» **SUPPLIED INFORMATION**:
* begin *

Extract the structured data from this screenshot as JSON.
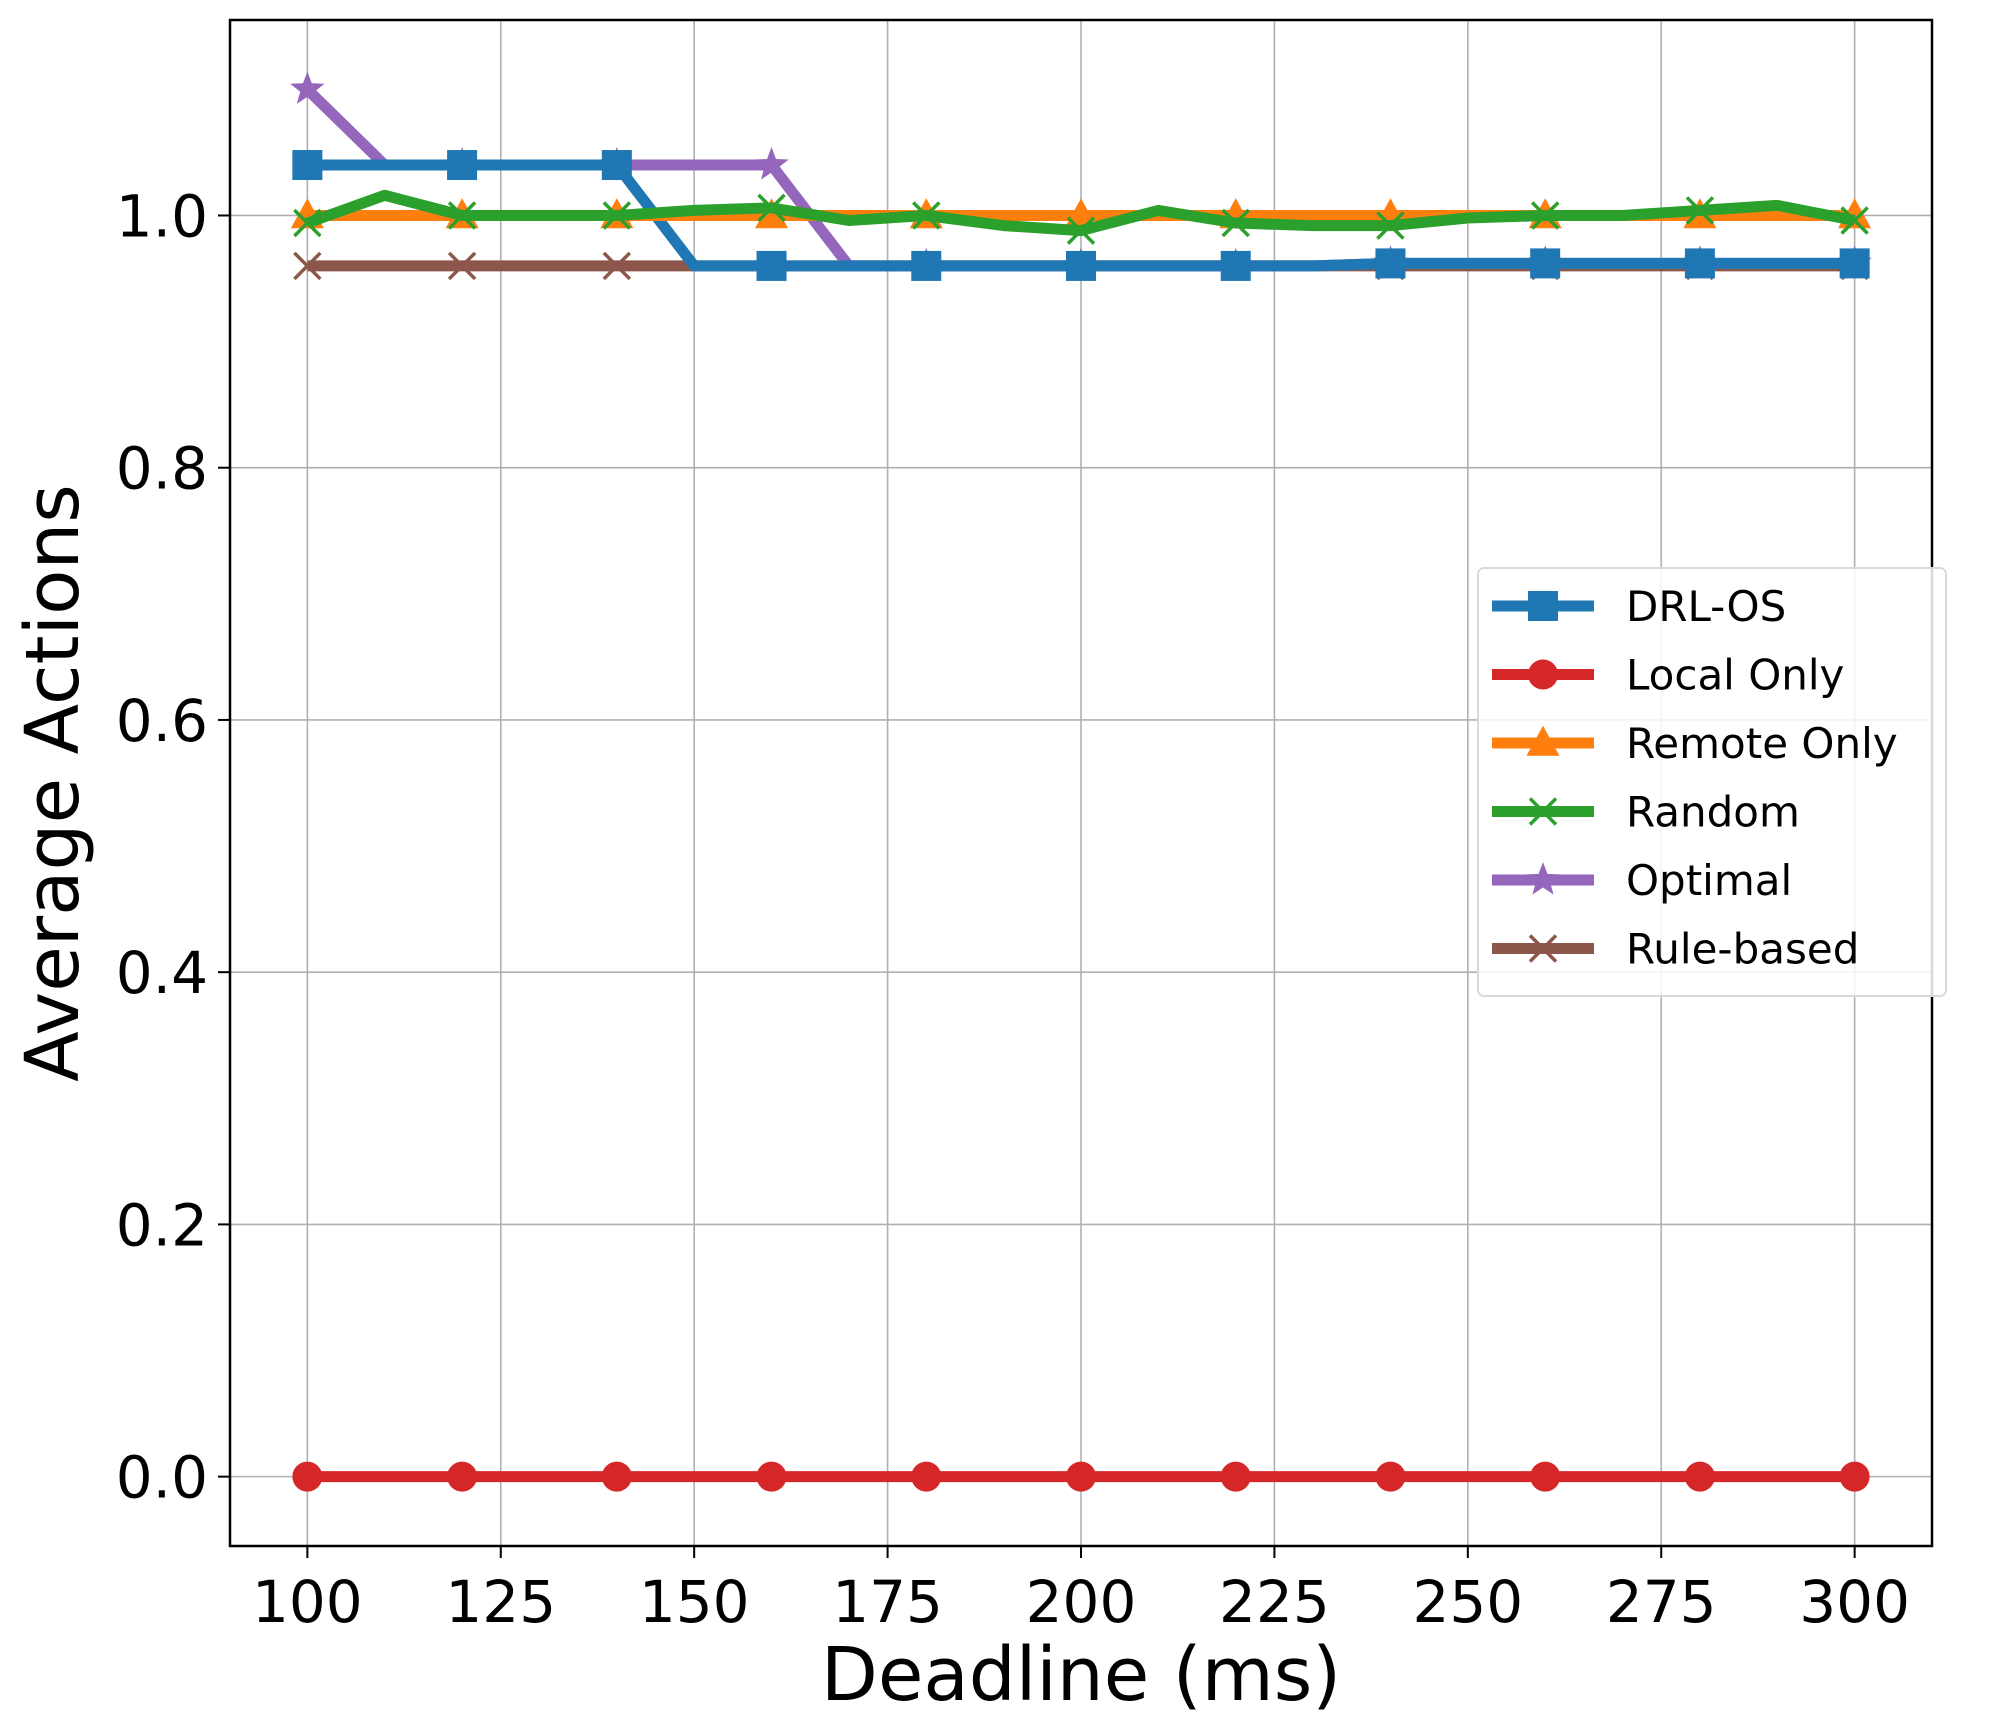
{
  "chart_data": {
    "type": "line",
    "title": "",
    "xlabel": "Deadline (ms)",
    "ylabel": "Average Actions",
    "xlim": [
      90,
      310
    ],
    "ylim": [
      -0.055,
      1.155
    ],
    "xticks": [
      100,
      125,
      150,
      175,
      200,
      225,
      250,
      275,
      300
    ],
    "xtick_labels": [
      "100",
      "125",
      "150",
      "175",
      "200",
      "225",
      "250",
      "275",
      "300"
    ],
    "yticks": [
      0.0,
      0.2,
      0.4,
      0.6,
      0.8,
      1.0
    ],
    "ytick_labels": [
      "0.0",
      "0.2",
      "0.4",
      "0.6",
      "0.8",
      "1.0"
    ],
    "grid": true,
    "legend_position": "center-right",
    "series": [
      {
        "name": "DRL-OS",
        "color": "#1f77b4",
        "marker": "square",
        "x": [
          100,
          110,
          120,
          130,
          140,
          150,
          160,
          170,
          180,
          190,
          200,
          210,
          220,
          230,
          240,
          250,
          260,
          270,
          280,
          290,
          300
        ],
        "y": [
          1.04,
          1.04,
          1.04,
          1.04,
          1.04,
          0.96,
          0.96,
          0.96,
          0.96,
          0.96,
          0.96,
          0.96,
          0.96,
          0.96,
          0.962,
          0.962,
          0.962,
          0.962,
          0.962,
          0.962,
          0.962
        ],
        "marker_every": 2
      },
      {
        "name": "Local Only",
        "color": "#d62728",
        "marker": "circle",
        "x": [
          100,
          110,
          120,
          130,
          140,
          150,
          160,
          170,
          180,
          190,
          200,
          210,
          220,
          230,
          240,
          250,
          260,
          270,
          280,
          290,
          300
        ],
        "y": [
          0,
          0,
          0,
          0,
          0,
          0,
          0,
          0,
          0,
          0,
          0,
          0,
          0,
          0,
          0,
          0,
          0,
          0,
          0,
          0,
          0
        ],
        "marker_every": 2
      },
      {
        "name": "Remote Only",
        "color": "#ff7f0e",
        "marker": "triangle",
        "x": [
          100,
          110,
          120,
          130,
          140,
          150,
          160,
          170,
          180,
          190,
          200,
          210,
          220,
          230,
          240,
          250,
          260,
          270,
          280,
          290,
          300
        ],
        "y": [
          1,
          1,
          1,
          1,
          1,
          1,
          1,
          1,
          1,
          1,
          1,
          1,
          1,
          1,
          1,
          1,
          1,
          1,
          1,
          1,
          1
        ],
        "marker_every": 2
      },
      {
        "name": "Random",
        "color": "#2ca02c",
        "marker": "x",
        "x": [
          100,
          110,
          120,
          130,
          140,
          150,
          160,
          170,
          180,
          190,
          200,
          210,
          220,
          230,
          240,
          250,
          260,
          270,
          280,
          290,
          300
        ],
        "y": [
          0.994,
          1.016,
          1.0,
          1.0,
          1.0,
          1.004,
          1.006,
          0.996,
          1.0,
          0.992,
          0.988,
          1.004,
          0.994,
          0.992,
          0.992,
          0.998,
          1.0,
          1.0,
          1.004,
          1.008,
          0.996
        ],
        "marker_every": 2
      },
      {
        "name": "Optimal",
        "color": "#9467bd",
        "marker": "star",
        "x": [
          100,
          110,
          120,
          130,
          140,
          150,
          160,
          170,
          180,
          190,
          200,
          210,
          220,
          230,
          240,
          250,
          260,
          270,
          280,
          290,
          300
        ],
        "y": [
          1.1,
          1.04,
          1.04,
          1.04,
          1.04,
          1.04,
          1.04,
          0.96,
          0.96,
          0.96,
          0.96,
          0.96,
          0.96,
          0.96,
          0.962,
          0.962,
          0.962,
          0.962,
          0.962,
          0.962,
          0.962
        ],
        "marker_every": 2
      },
      {
        "name": "Rule-based",
        "color": "#8c564b",
        "marker": "x",
        "x": [
          100,
          110,
          120,
          130,
          140,
          150,
          160,
          170,
          180,
          190,
          200,
          210,
          220,
          230,
          240,
          250,
          260,
          270,
          280,
          290,
          300
        ],
        "y": [
          0.96,
          0.96,
          0.96,
          0.96,
          0.96,
          0.96,
          0.96,
          0.96,
          0.96,
          0.96,
          0.96,
          0.96,
          0.96,
          0.96,
          0.96,
          0.96,
          0.96,
          0.96,
          0.96,
          0.96,
          0.96
        ],
        "marker_every": 2
      }
    ]
  }
}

* end *

» **EXERCISE**:
Give the count of lines in the listing that hold the word "color", with no other text.

» **RESPONSE TO THE EXERCISE**:
6